Task to carry out | Omit the images, then print each record below exactly as it reads.

##### Extracted entries #####

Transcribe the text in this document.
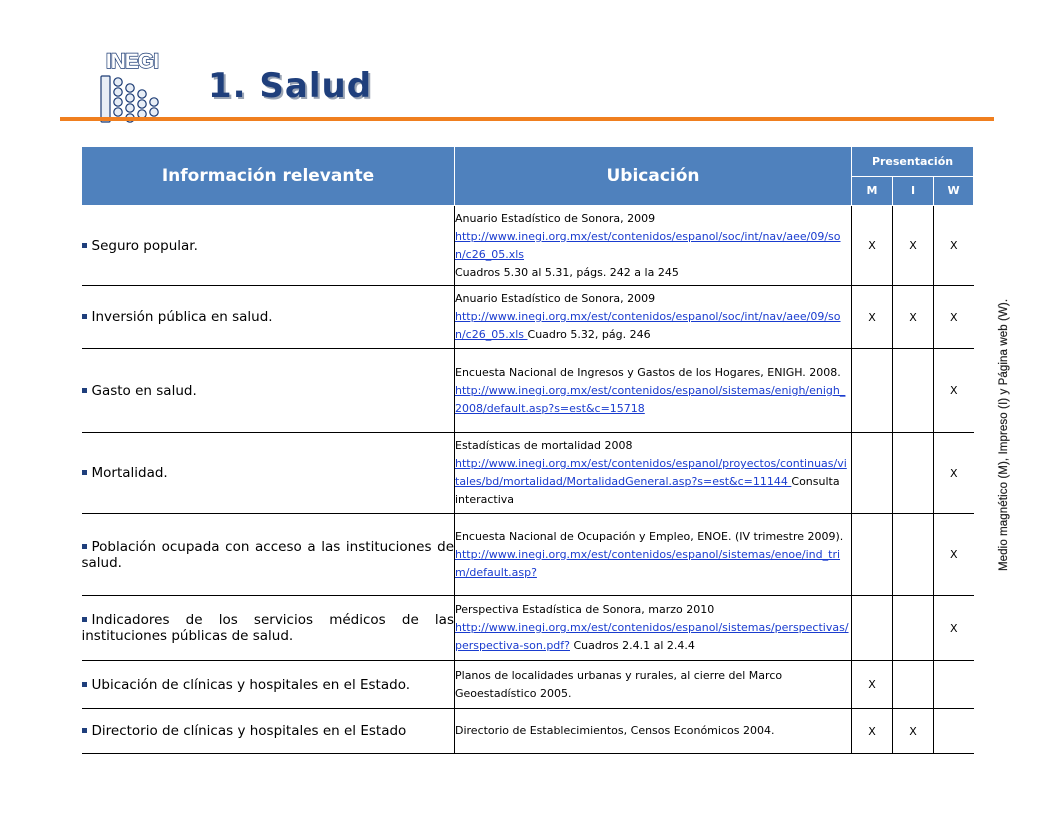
INEGI
1. Salud
Medio magnético (M), Impreso (I) y Página web (W).
Información relevante	Ubicación	Presentación		
		M	I	W

Seguro popular.	Anuario Estadístico de Sonora, 2009
http://www.inegi.org.mx/est/contenidos/espanol/soc/int/nav/aee/09/son/c26_05.xls
Cuadros 5.30 al 5.31, págs. 242 a la 245	X	X	X

Inversión pública en salud.	Anuario Estadístico de Sonora, 2009
http://www.inegi.org.mx/est/contenidos/espanol/soc/int/nav/aee/09/son/c26_05.xls Cuadro 5.32, pág. 246	X	X	X

Gasto en salud.	Encuesta Nacional de Ingresos y Gastos de los Hogares, ENIGH. 2008.
http://www.inegi.org.mx/est/contenidos/espanol/sistemas/enigh/enigh_2008/default.asp?s=est&c=15718			X

Mortalidad.	Estadísticas de mortalidad 2008
http://www.inegi.org.mx/est/contenidos/espanol/proyectos/continuas/vitales/bd/mortalidad/MortalidadGeneral.asp?s=est&c=11144 Consulta interactiva			X

Población ocupada con acceso a las instituciones de salud.	Encuesta Nacional de Ocupación y Empleo, ENOE. (IV trimestre 2009).
http://www.inegi.org.mx/est/contenidos/espanol/sistemas/enoe/ind_trim/default.asp?			X

Indicadores de los servicios médicos de las instituciones públicas de salud.	Perspectiva Estadística de Sonora, marzo 2010
http://www.inegi.org.mx/est/contenidos/espanol/sistemas/perspectivas/perspectiva-son.pdf? Cuadros 2.4.1 al 2.4.4			X

Ubicación de clínicas y hospitales en el Estado.	Planos de localidades urbanas y rurales, al cierre del Marco Geoestadístico 2005.	X		

Directorio de clínicas y hospitales en el Estado	Directorio de Establecimientos, Censos Económicos 2004.	X	X	
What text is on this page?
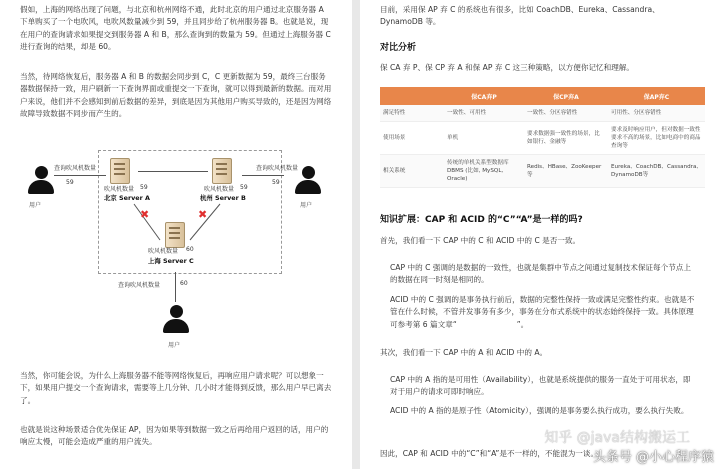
假如，上海的网络出现了问题，与北京和杭州网络不通，此时北京的用户通过北京服务器 A 下单购买了一个电吹风，电吹风数量减少到 59，并且同步给了杭州服务器 B。也就是说，现在用户的查询请求如果提交到服务器 A 和 B，那么查询到的数量为 59。但通过上海服务器 C 进行查询的结果，却是 60。

当然，待网络恢复后，服务器 A 和 B 的数据会同步到 C，C 更新数据为 59，最终三台服务器数据保持一致，用户刷新一下查询界面或重提交一下查询，就可以得到最新的数据。而对用户来说，他们并不会感知到前后数据的差异，到底是因为其他用户购买导致的，还是因为网络故障导致数据不同步而产生的。

用户
查询吹风机数量
59
吹风机数量 59
北京 Server A
吹风机数量 59
杭州 Server B
查询吹风机数量
59
用户
✖	✖
吹风机数量 60
上海 Server C
查询吹风机数量	60
用户

当然，你可能会说，为什么上海服务器不能等网络恢复后，再响应用户请求呢？可以想象一下，如果用户提交一个查询请求，需要等上几分钟、几小时才能得到反馈，那么用户早已离去了。

也就是说这种场景适合优先保证 AP，因为如果等到数据一致之后再给用户返回的话，用户的响应太慢，可能会造成严重的用户流失。

目前，采用保 AP 弃 C 的系统也有很多，比如 CoachDB、Eureka、Cassandra、DynamoDB 等。

对比分析

保 CA 弃 P、保 CP 弃 A 和保 AP 弃 C 这三种策略，以方便你记忆和理解。

	保CA弃P	保CP弃A	保AP弃C
满足特性	一致性、可用性	一致性、分区容错性	可用性、分区容错性
使用场景	单机	要求数据强一致性的场景，比如银行、金融等	要求及时响应用户，但对数据一致性要求不高的场景，比如电商中的商品查询等
相关系统	传统的单机关系型数据库 DBMS (比如, MySQL, Oracle)	Redis、HBase、ZooKeeper等	Eureka、CoachDB、Cassandra、DynamoDB等

知识扩展：CAP 和 ACID 的“C”“A”是一样的吗?

首先，我们看一下 CAP 中的 C 和 ACID 中的 C 是否一致。

CAP 中的 C 强调的是数据的一致性，也就是集群中节点之间通过复制技术保证每个节点上的数据在同一时刻是相同的。

ACID 中的 C 强调的是事务执行前后，数据的完整性保持一致或满足完整性约束。也就是不管在什么时候，不管并发事务有多少，事务在分布式系统中的状态始终保持一致。具体原理可参考第 6 篇文章“	”。

其次，我们看一下 CAP 中的 A 和 ACID 中的 A。

CAP 中的 A 指的是可用性（Availability），也就是系统提供的服务一直处于可用状态，即对于用户的请求可即时响应。

ACID 中的 A 指的是原子性（Atomicity），强调的是事务要么执行成功，要么执行失败。

因此，CAP 和 ACID 中的“C”和“A”是不一样的，不能混为一谈。

知乎 @java结构搬运工
头条号 @小心程序猿
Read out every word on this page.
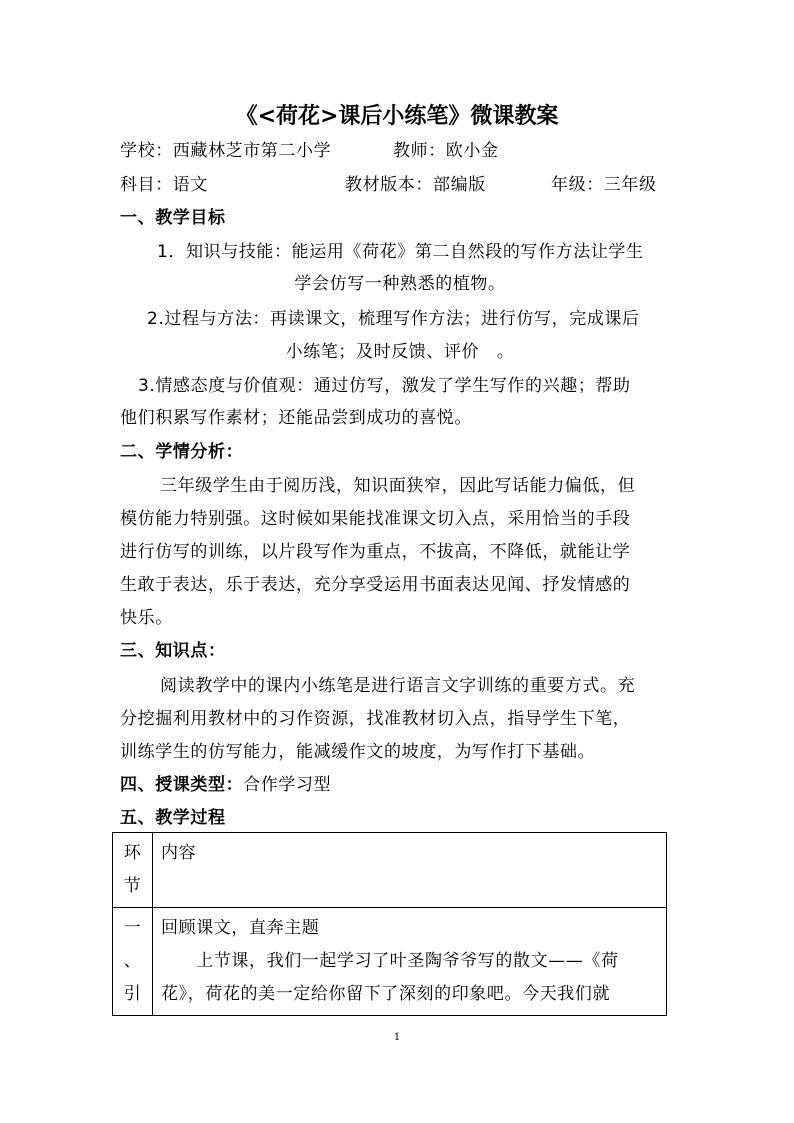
《<荷花>课后小练笔》微课教案
学校：西藏林芝市第二小学	教师：欧小金
科目：语文	教材版本：部编版	年级：三年级
一、教学目标
1．知识与技能：能运用《荷花》第二自然段的写作方法让学生
学会仿写一种熟悉的植物。
2.过程与方法：再读课文，梳理写作方法；进行仿写，完成课后
小练笔；及时反馈、评价　。
3.情感态度与价值观：通过仿写，激发了学生写作的兴趣；帮助
他们积累写作素材；还能品尝到成功的喜悦。
二、学情分析：
三年级学生由于阅历浅，知识面狭窄，因此写话能力偏低，但
模仿能力特别强。这时候如果能找准课文切入点，采用恰当的手段
进行仿写的训练，以片段写作为重点，不拔高，不降低，就能让学
生敢于表达，乐于表达，充分享受运用书面表达见闻、抒发情感的
快乐。
三、知识点：
阅读教学中的课内小练笔是进行语言文字训练的重要方式。充
分挖掘利用教材中的习作资源，找准教材切入点，指导学生下笔，
训练学生的仿写能力，能减缓作文的坡度，为写作打下基础。
四、授课类型：合作学习型
五、教学过程
环
节	内容

一
、
引	回顾课文，直奔主题
　　上节课，我们一起学习了叶圣陶爷爷写的散文——《荷
花》，荷花的美一定给你留下了深刻的印象吧。今天我们就
1
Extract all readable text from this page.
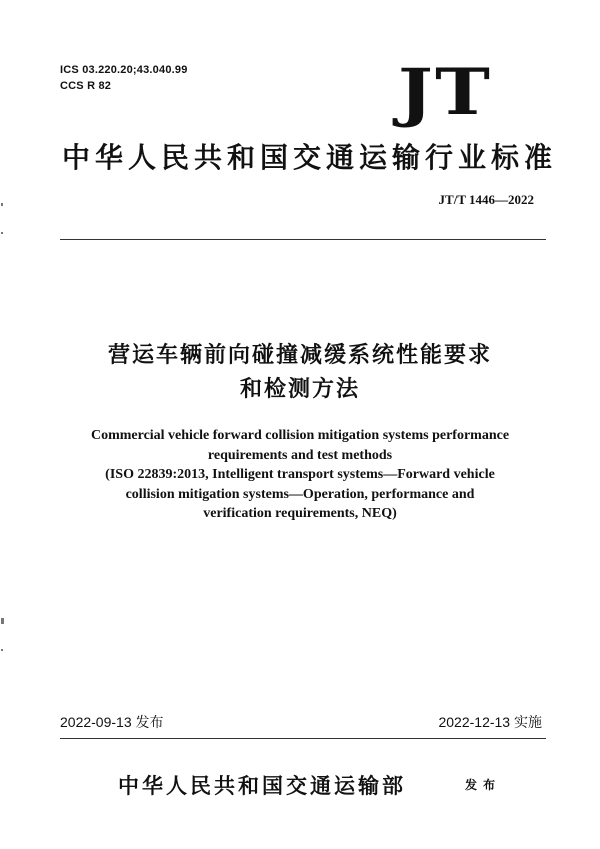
ICS 03.220.20;43.040.99
CCS R 82	JT
中华人民共和国交通运输行业标准
JT/T 1446—2022
营运车辆前向碰撞减缓系统性能要求
和检测方法
Commercial vehicle forward collision mitigation systems performance
requirements and test methods
(ISO 22839:2013, Intelligent transport systems—Forward vehicle
collision mitigation systems—Operation, performance and
verification requirements, NEQ)
2022-09-13 发布	2022-12-13 实施
中华人民共和国交通运输部	发布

#####

Complete answer |
Transcribe the text in this document.
INEGI
1. Salud
Medio magnético (M), Impreso (I) y Página web (W).
Información relevante	Ubicación	Presentación		
		M	I	W

Seguro popular.	Anuario Estadístico de Sonora, 2009
http://www.inegi.org.mx/est/contenidos/espanol/soc/int/nav/aee/09/son/c26_05.xls
Cuadros 5.30 al 5.31, págs. 242 a la 245	X	X	X

Inversión pública en salud.	Anuario Estadístico de Sonora, 2009
http://www.inegi.org.mx/est/contenidos/espanol/soc/int/nav/aee/09/son/c26_05.xls Cuadro 5.32, pág. 246	X	X	X

Gasto en salud.	Encuesta Nacional de Ingresos y Gastos de los Hogares, ENIGH. 2008.
http://www.inegi.org.mx/est/contenidos/espanol/sistemas/enigh/enigh_2008/default.asp?s=est&c=15718			X

Mortalidad.	Estadísticas de mortalidad 2008
http://www.inegi.org.mx/est/contenidos/espanol/proyectos/continuas/vitales/bd/mortalidad/MortalidadGeneral.asp?s=est&c=11144 Consulta interactiva			X

Población ocupada con acceso a las instituciones de salud.	Encuesta Nacional de Ocupación y Empleo, ENOE. (IV trimestre 2009).
http://www.inegi.org.mx/est/contenidos/espanol/sistemas/enoe/ind_trim/default.asp?			X

Indicadores de los servicios médicos de las instituciones públicas de salud.	Perspectiva Estadística de Sonora, marzo 2010
http://www.inegi.org.mx/est/contenidos/espanol/sistemas/perspectivas/perspectiva-son.pdf? Cuadros 2.4.1 al 2.4.4			X

Ubicación de clínicas y hospitales en el Estado.	Planos de localidades urbanas y rurales, al cierre del Marco Geoestadístico 2005.	X		

Directorio de clínicas y hospitales en el Estado	Directorio de Establecimientos, Censos Económicos 2004.	X	X	
What text is on this page?
假如，上海的网络出现了问题，与北京和杭州网络不通，此时北京的用户通过北京服务器 A 下单购买了一个电吹风，电吹风数量减少到 59，并且同步给了杭州服务器 B。也就是说，现在用户的查询请求如果提交到服务器 A 和 B，那么查询到的数量为 59。但通过上海服务器 C 进行查询的结果，却是 60。

当然，待网络恢复后，服务器 A 和 B 的数据会同步到 C，C 更新数据为 59，最终三台服务器数据保持一致，用户刷新一下查询界面或重提交一下查询，就可以得到最新的数据。而对用户来说，他们并不会感知到前后数据的差异，到底是因为其他用户购买导致的，还是因为网络故障导致数据不同步而产生的。

用户
查询吹风机数量
59
吹风机数量 59
北京 Server A
吹风机数量 59
杭州 Server B
查询吹风机数量
59
用户
✖	✖
吹风机数量 60
上海 Server C
查询吹风机数量	60
用户

当然，你可能会说，为什么上海服务器不能等网络恢复后，再响应用户请求呢？可以想象一下，如果用户提交一个查询请求，需要等上几分钟、几小时才能得到反馈，那么用户早已离去了。

也就是说这种场景适合优先保证 AP，因为如果等到数据一致之后再给用户返回的话，用户的响应太慢，可能会造成严重的用户流失。

目前，采用保 AP 弃 C 的系统也有很多，比如 CoachDB、Eureka、Cassandra、DynamoDB 等。

对比分析

保 CA 弃 P、保 CP 弃 A 和保 AP 弃 C 这三种策略，以方便你记忆和理解。

	保CA弃P	保CP弃A	保AP弃C
满足特性	一致性、可用性	一致性、分区容错性	可用性、分区容错性
使用场景	单机	要求数据强一致性的场景，比如银行、金融等	要求及时响应用户，但对数据一致性要求不高的场景，比如电商中的商品查询等
相关系统	传统的单机关系型数据库 DBMS (比如, MySQL, Oracle)	Redis、HBase、ZooKeeper等	Eureka、CoachDB、Cassandra、DynamoDB等

知识扩展：CAP 和 ACID 的“C”“A”是一样的吗?

首先，我们看一下 CAP 中的 C 和 ACID 中的 C 是否一致。

CAP 中的 C 强调的是数据的一致性，也就是集群中节点之间通过复制技术保证每个节点上的数据在同一时刻是相同的。

ACID 中的 C 强调的是事务执行前后，数据的完整性保持一致或满足完整性约束。也就是不管在什么时候，不管并发事务有多少，事务在分布式系统中的状态始终保持一致。具体原理可参考第 6 篇文章“	”。

其次，我们看一下 CAP 中的 A 和 ACID 中的 A。

CAP 中的 A 指的是可用性（Availability），也就是系统提供的服务一直处于可用状态，即对于用户的请求可即时响应。

ACID 中的 A 指的是原子性（Atomicity），强调的是事务要么执行成功，要么执行失败。

因此，CAP 和 ACID 中的“C”和“A”是不一样的，不能混为一谈。

知乎 @java结构搬运工
头条号 @小心程序猿
Read out every word on this page.
《<荷花>课后小练笔》微课教案
学校：西藏林芝市第二小学	教师：欧小金
科目：语文	教材版本：部编版	年级：三年级
一、教学目标
1．知识与技能：能运用《荷花》第二自然段的写作方法让学生
学会仿写一种熟悉的植物。
2.过程与方法：再读课文，梳理写作方法；进行仿写，完成课后
小练笔；及时反馈、评价　。
3.情感态度与价值观：通过仿写，激发了学生写作的兴趣；帮助
他们积累写作素材；还能品尝到成功的喜悦。
二、学情分析：
三年级学生由于阅历浅，知识面狭窄，因此写话能力偏低，但
模仿能力特别强。这时候如果能找准课文切入点，采用恰当的手段
进行仿写的训练，以片段写作为重点，不拔高，不降低，就能让学
生敢于表达，乐于表达，充分享受运用书面表达见闻、抒发情感的
快乐。
三、知识点：
阅读教学中的课内小练笔是进行语言文字训练的重要方式。充
分挖掘利用教材中的习作资源，找准教材切入点，指导学生下笔，
训练学生的仿写能力，能减缓作文的坡度，为写作打下基础。
四、授课类型：合作学习型
五、教学过程
环
节	内容

一
、
引	回顾课文，直奔主题
　　上节课，我们一起学习了叶圣陶爷爷写的散文——《荷
花》，荷花的美一定给你留下了深刻的印象吧。今天我们就
1
Extract all readable text from this page.
ICS 03.220.20;43.040.99
CCS R 82	JT
中华人民共和国交通运输行业标准
JT/T 1446—2022
营运车辆前向碰撞减缓系统性能要求
和检测方法
Commercial vehicle forward collision mitigation systems performance
requirements and test methods
(ISO 22839:2013, Intelligent transport systems—Forward vehicle
collision mitigation systems—Operation, performance and
verification requirements, NEQ)
2022-09-13 发布	2022-12-13 实施
中华人民共和国交通运输部	发布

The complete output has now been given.